The records:
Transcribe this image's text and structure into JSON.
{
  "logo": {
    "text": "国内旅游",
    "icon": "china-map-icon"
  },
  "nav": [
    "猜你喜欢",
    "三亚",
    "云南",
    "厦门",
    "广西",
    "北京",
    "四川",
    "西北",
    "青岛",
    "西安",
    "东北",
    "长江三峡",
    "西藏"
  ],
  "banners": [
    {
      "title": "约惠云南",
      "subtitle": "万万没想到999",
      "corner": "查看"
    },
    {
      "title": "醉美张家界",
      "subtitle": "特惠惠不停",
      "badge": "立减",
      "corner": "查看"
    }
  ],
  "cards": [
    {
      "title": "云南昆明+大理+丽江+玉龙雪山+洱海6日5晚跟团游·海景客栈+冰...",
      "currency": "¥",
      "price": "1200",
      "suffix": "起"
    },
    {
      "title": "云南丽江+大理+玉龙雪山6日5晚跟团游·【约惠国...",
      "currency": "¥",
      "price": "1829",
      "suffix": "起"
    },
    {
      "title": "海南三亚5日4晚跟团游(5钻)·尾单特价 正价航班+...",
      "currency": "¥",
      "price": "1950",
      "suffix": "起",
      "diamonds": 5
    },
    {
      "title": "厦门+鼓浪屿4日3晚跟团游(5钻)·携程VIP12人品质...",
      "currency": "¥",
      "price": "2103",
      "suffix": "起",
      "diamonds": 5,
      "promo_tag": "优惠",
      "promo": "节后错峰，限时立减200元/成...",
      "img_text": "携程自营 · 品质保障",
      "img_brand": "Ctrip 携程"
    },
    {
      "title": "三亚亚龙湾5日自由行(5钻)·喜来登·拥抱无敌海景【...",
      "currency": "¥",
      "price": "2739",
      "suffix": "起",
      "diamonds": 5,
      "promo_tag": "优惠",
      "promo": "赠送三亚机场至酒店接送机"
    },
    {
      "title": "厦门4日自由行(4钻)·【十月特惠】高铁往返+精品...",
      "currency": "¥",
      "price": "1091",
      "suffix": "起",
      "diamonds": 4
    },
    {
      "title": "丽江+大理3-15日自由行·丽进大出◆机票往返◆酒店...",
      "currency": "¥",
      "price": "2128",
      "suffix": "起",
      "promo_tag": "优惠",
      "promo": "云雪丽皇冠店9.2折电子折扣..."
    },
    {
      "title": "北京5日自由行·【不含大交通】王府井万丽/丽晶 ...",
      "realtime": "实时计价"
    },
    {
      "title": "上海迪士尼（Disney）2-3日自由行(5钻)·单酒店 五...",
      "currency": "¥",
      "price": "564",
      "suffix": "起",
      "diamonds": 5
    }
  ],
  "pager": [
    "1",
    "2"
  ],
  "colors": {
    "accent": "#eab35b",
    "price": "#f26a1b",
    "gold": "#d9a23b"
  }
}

Given task:
Print the material above once more, exactly.

Solution:
Transcribe this image's text and structure into JSON.
{
  "logo": {
    "text": "国内旅游",
    "icon": "china-map-icon"
  },
  "nav": [
    "猜你喜欢",
    "三亚",
    "云南",
    "厦门",
    "广西",
    "北京",
    "四川",
    "西北",
    "青岛",
    "西安",
    "东北",
    "长江三峡",
    "西藏"
  ],
  "banners": [
    {
      "title": "约惠云南",
      "subtitle": "万万没想到999",
      "corner": "查看"
    },
    {
      "title": "醉美张家界",
      "subtitle": "特惠惠不停",
      "badge": "立减",
      "corner": "查看"
    }
  ],
  "cards": [
    {
      "title": "云南昆明+大理+丽江+玉龙雪山+洱海6日5晚跟团游·海景客栈+冰...",
      "currency": "¥",
      "price": "1200",
      "suffix": "起"
    },
    {
      "title": "云南丽江+大理+玉龙雪山6日5晚跟团游·【约惠国...",
      "currency": "¥",
      "price": "1829",
      "suffix": "起"
    },
    {
      "title": "海南三亚5日4晚跟团游(5钻)·尾单特价 正价航班+...",
      "currency": "¥",
      "price": "1950",
      "suffix": "起",
      "diamonds": 5
    },
    {
      "title": "厦门+鼓浪屿4日3晚跟团游(5钻)·携程VIP12人品质...",
      "currency": "¥",
      "price": "2103",
      "suffix": "起",
      "diamonds": 5,
      "promo_tag": "优惠",
      "promo": "节后错峰，限时立减200元/成...",
      "img_text": "携程自营 · 品质保障",
      "img_brand": "Ctrip 携程"
    },
    {
      "title": "三亚亚龙湾5日自由行(5钻)·喜来登·拥抱无敌海景【...",
      "currency": "¥",
      "price": "2739",
      "suffix": "起",
      "diamonds": 5,
      "promo_tag": "优惠",
      "promo": "赠送三亚机场至酒店接送机"
    },
    {
      "title": "厦门4日自由行(4钻)·【十月特惠】高铁往返+精品...",
      "currency": "¥",
      "price": "1091",
      "suffix": "起",
      "diamonds": 4
    },
    {
      "title": "丽江+大理3-15日自由行·丽进大出◆机票往返◆酒店...",
      "currency": "¥",
      "price": "2128",
      "suffix": "起",
      "promo_tag": "优惠",
      "promo": "云雪丽皇冠店9.2折电子折扣..."
    },
    {
      "title": "北京5日自由行·【不含大交通】王府井万丽/丽晶 ...",
      "realtime": "实时计价"
    },
    {
      "title": "上海迪士尼（Disney）2-3日自由行(5钻)·单酒店 五...",
      "currency": "¥",
      "price": "564",
      "suffix": "起",
      "diamonds": 5
    }
  ],
  "pager": [
    "1",
    "2"
  ],
  "colors": {
    "accent": "#eab35b",
    "price": "#f26a1b",
    "gold": "#d9a23b"
  }
}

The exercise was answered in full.